> _INSTRUCTIONS FOR THE TASK_: Print each of the following rows again, word for word and unchanged.

[BEGIN GIVEN DATA]

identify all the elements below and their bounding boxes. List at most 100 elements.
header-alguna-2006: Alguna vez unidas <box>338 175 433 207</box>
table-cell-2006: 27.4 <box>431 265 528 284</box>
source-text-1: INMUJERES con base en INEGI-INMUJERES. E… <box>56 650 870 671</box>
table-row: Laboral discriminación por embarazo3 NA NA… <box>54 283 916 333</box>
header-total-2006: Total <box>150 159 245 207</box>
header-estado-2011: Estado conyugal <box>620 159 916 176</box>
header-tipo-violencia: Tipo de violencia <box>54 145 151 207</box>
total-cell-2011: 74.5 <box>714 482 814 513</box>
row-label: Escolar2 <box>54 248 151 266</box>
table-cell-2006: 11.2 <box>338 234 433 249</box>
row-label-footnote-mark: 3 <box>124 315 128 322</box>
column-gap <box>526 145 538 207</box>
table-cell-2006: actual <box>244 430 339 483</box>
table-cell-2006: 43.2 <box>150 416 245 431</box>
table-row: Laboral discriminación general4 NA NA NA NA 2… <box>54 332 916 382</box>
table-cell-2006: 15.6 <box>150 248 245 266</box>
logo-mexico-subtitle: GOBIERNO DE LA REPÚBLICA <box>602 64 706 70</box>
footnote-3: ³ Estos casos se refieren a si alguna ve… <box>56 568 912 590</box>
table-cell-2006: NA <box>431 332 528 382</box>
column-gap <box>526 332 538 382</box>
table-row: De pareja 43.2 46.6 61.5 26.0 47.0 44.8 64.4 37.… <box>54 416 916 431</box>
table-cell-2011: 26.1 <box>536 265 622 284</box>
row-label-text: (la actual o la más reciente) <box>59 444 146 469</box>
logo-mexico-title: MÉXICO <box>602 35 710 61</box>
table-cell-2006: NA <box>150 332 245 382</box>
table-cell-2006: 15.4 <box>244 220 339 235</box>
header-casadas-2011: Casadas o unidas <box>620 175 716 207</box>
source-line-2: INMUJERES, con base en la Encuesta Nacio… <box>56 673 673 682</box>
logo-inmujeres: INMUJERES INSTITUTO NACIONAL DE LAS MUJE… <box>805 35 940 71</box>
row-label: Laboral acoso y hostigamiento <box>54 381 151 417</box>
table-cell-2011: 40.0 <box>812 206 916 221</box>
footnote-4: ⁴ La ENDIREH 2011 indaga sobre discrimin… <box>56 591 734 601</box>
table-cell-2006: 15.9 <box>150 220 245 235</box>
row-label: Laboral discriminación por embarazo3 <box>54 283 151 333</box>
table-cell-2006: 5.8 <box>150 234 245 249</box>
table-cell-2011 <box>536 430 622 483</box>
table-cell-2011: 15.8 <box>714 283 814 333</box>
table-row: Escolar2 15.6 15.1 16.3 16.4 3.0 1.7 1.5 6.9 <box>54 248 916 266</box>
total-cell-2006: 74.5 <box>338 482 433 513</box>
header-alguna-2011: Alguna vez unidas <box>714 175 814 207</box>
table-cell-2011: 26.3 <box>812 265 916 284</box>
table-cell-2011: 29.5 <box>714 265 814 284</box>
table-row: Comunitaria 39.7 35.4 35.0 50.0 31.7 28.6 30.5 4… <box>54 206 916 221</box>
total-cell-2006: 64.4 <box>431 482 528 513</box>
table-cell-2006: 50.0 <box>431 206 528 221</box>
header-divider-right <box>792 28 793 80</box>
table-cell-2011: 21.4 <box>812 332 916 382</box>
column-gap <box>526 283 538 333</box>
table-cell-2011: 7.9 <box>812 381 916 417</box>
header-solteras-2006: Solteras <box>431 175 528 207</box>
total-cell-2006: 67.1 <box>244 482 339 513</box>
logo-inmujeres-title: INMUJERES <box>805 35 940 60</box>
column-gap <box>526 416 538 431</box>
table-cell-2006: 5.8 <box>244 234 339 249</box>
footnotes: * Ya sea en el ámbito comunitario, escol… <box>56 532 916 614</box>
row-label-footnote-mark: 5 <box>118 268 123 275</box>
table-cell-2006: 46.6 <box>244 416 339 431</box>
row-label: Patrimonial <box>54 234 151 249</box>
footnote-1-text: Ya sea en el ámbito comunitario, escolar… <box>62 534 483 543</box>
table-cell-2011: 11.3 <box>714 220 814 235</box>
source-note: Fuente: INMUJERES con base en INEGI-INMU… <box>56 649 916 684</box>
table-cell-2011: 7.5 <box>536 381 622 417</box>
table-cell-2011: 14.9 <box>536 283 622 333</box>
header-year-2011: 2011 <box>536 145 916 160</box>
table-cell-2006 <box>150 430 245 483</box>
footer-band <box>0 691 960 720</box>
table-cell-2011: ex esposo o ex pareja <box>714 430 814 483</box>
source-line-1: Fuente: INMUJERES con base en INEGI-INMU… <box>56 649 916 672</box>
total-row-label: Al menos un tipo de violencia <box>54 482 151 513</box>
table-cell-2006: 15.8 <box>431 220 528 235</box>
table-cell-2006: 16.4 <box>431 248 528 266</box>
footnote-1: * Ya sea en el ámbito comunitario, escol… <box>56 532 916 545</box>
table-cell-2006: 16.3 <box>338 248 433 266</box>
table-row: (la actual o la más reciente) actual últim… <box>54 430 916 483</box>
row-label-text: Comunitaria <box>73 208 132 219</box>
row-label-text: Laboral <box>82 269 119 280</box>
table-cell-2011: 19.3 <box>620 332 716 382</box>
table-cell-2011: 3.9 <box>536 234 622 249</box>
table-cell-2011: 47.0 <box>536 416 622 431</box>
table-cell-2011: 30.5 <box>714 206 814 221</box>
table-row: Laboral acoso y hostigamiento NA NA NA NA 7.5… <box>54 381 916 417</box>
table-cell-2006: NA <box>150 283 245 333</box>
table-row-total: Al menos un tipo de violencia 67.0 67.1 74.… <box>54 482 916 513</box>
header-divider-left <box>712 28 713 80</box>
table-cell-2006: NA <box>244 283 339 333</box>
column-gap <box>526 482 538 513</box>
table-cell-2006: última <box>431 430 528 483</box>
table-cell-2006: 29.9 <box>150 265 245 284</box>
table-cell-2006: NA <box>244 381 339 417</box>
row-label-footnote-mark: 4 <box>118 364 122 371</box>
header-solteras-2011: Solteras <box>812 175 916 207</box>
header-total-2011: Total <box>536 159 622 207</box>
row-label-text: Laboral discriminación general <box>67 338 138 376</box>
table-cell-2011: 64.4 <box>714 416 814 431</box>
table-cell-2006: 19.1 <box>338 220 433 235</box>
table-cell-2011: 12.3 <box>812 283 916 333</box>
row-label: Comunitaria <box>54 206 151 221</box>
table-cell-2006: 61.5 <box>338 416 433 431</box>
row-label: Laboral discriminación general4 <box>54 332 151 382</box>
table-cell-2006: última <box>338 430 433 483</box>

[END GIVEN DATA]

> _RESULT OF THIS TASK_:
identify all the elements below and their bounding boxes. List at most 100 elements.
header-alguna-2006: Alguna vez unidas <box>338 175 433 207</box>
table-cell-2006: 27.4 <box>431 265 528 284</box>
source-text-1: INMUJERES con base en INEGI-INMUJERES. E… <box>56 650 870 671</box>
table-row: Laboral discriminación por embarazo3 NA NA… <box>54 283 916 333</box>
header-total-2006: Total <box>150 159 245 207</box>
header-estado-2011: Estado conyugal <box>620 159 916 176</box>
header-tipo-violencia: Tipo de violencia <box>54 145 151 207</box>
total-cell-2011: 74.5 <box>714 482 814 513</box>
row-label: Escolar2 <box>54 248 151 266</box>
table-cell-2006: 11.2 <box>338 234 433 249</box>
row-label-footnote-mark: 3 <box>124 315 128 322</box>
column-gap <box>526 145 538 207</box>
table-cell-2006: actual <box>244 430 339 483</box>
table-cell-2006: 43.2 <box>150 416 245 431</box>
table-row: Laboral discriminación general4 NA NA NA NA 2… <box>54 332 916 382</box>
table-cell-2006: 15.6 <box>150 248 245 266</box>
logo-mexico-subtitle: GOBIERNO DE LA REPÚBLICA <box>602 64 706 70</box>
footnote-3: ³ Estos casos se refieren a si alguna ve… <box>56 568 912 590</box>
table-cell-2006: NA <box>431 332 528 382</box>
column-gap <box>526 332 538 382</box>
table-row: De pareja 43.2 46.6 61.5 26.0 47.0 44.8 64.4 37.… <box>54 416 916 431</box>
table-cell-2011: 26.1 <box>536 265 622 284</box>
row-label-text: (la actual o la más reciente) <box>59 444 146 469</box>
logo-mexico-title: MÉXICO <box>602 35 710 61</box>
table-cell-2006: NA <box>150 332 245 382</box>
table-cell-2006: 15.4 <box>244 220 339 235</box>
header-casadas-2011: Casadas o unidas <box>620 175 716 207</box>
source-line-2: INMUJERES, con base en la Encuesta Nacio… <box>56 673 673 682</box>
logo-inmujeres: INMUJERES INSTITUTO NACIONAL DE LAS MUJE… <box>805 35 940 71</box>
row-label: Laboral acoso y hostigamiento <box>54 381 151 417</box>
table-cell-2011: 40.0 <box>812 206 916 221</box>
footnote-4: ⁴ La ENDIREH 2011 indaga sobre discrimin… <box>56 591 734 601</box>
table-cell-2006: 15.9 <box>150 220 245 235</box>
row-label: Laboral discriminación por embarazo3 <box>54 283 151 333</box>
table-cell-2006: 5.8 <box>150 234 245 249</box>
table-cell-2011 <box>536 430 622 483</box>
table-cell-2011: 15.8 <box>714 283 814 333</box>
table-row: Escolar2 15.6 15.1 16.3 16.4 3.0 1.7 1.5 6.9 <box>54 248 916 266</box>
total-cell-2006: 74.5 <box>338 482 433 513</box>
header-alguna-2011: Alguna vez unidas <box>714 175 814 207</box>
table-cell-2011: 26.3 <box>812 265 916 284</box>
table-cell-2011: 29.5 <box>714 265 814 284</box>
table-row: Comunitaria 39.7 35.4 35.0 50.0 31.7 28.6 30.5 4… <box>54 206 916 221</box>
total-cell-2006: 64.4 <box>431 482 528 513</box>
table-cell-2006: 50.0 <box>431 206 528 221</box>
header-divider-right <box>792 28 793 80</box>
table-cell-2011: 21.4 <box>812 332 916 382</box>
column-gap <box>526 283 538 333</box>
table-cell-2011: 7.9 <box>812 381 916 417</box>
header-solteras-2006: Solteras <box>431 175 528 207</box>
total-cell-2006: 67.1 <box>244 482 339 513</box>
logo-inmujeres-title: INMUJERES <box>805 35 940 60</box>
column-gap <box>526 416 538 431</box>
table-cell-2006: 5.8 <box>244 234 339 249</box>
footnotes: * Ya sea en el ámbito comunitario, escol… <box>56 532 916 614</box>
row-label-footnote-mark: 5 <box>118 268 123 275</box>
table-cell-2006: 46.6 <box>244 416 339 431</box>
row-label: Patrimonial <box>54 234 151 249</box>
footnote-1-text: Ya sea en el ámbito comunitario, escolar… <box>62 534 483 543</box>
table-cell-2011: 11.3 <box>714 220 814 235</box>
source-note: Fuente: INMUJERES con base en INEGI-INMU… <box>56 649 916 684</box>
table-cell-2011: 7.5 <box>536 381 622 417</box>
table-cell-2011: 14.9 <box>536 283 622 333</box>
header-year-2011: 2011 <box>536 145 916 160</box>
table-cell-2006 <box>150 430 245 483</box>
footer-band <box>0 691 960 720</box>
table-cell-2011: ex esposo o ex pareja <box>714 430 814 483</box>
source-line-1: Fuente: INMUJERES con base en INEGI-INMU… <box>56 649 916 672</box>
total-row-label: Al menos un tipo de violencia <box>54 482 151 513</box>
table-cell-2006: 15.8 <box>431 220 528 235</box>
table-cell-2006: 16.4 <box>431 248 528 266</box>
footnote-1: * Ya sea en el ámbito comunitario, escol… <box>56 532 916 545</box>
table-cell-2006: 16.3 <box>338 248 433 266</box>
table-row: (la actual o la más reciente) actual últim… <box>54 430 916 483</box>
row-label-text: Comunitaria <box>73 208 132 219</box>
row-label-text: Laboral <box>82 269 119 280</box>
table-cell-2011: 19.3 <box>620 332 716 382</box>
table-cell-2011: 3.9 <box>536 234 622 249</box>
table-cell-2011: 47.0 <box>536 416 622 431</box>
table-cell-2011: 30.5 <box>714 206 814 221</box>
table-row: Laboral acoso y hostigamiento NA NA NA NA 7.5… <box>54 381 916 417</box>
table-cell-2006: NA <box>150 283 245 333</box>
table-row-total: Al menos un tipo de violencia 67.0 67.1 74.… <box>54 482 916 513</box>
header-divider-left <box>712 28 713 80</box>
table-cell-2006: NA <box>244 283 339 333</box>
column-gap <box>526 482 538 513</box>
table-cell-2006: última <box>431 430 528 483</box>
table-cell-2006: 29.9 <box>150 265 245 284</box>
table-cell-2006: NA <box>244 381 339 417</box>
row-label-footnote-mark: 4 <box>118 364 122 371</box>
header-solteras-2011: Solteras <box>812 175 916 207</box>
header-total-2011: Total <box>536 159 622 207</box>
row-label-text: Laboral discriminación general <box>67 338 138 376</box>
table-cell-2011: 64.4 <box>714 416 814 431</box>
table-cell-2006: 19.1 <box>338 220 433 235</box>
table-cell-2011: 12.3 <box>812 283 916 333</box>
row-label: Comunitaria <box>54 206 151 221</box>
table-cell-2006: 61.5 <box>338 416 433 431</box>
row-label: Laboral discriminación general4 <box>54 332 151 382</box>
table-cell-2006: última <box>338 430 433 483</box>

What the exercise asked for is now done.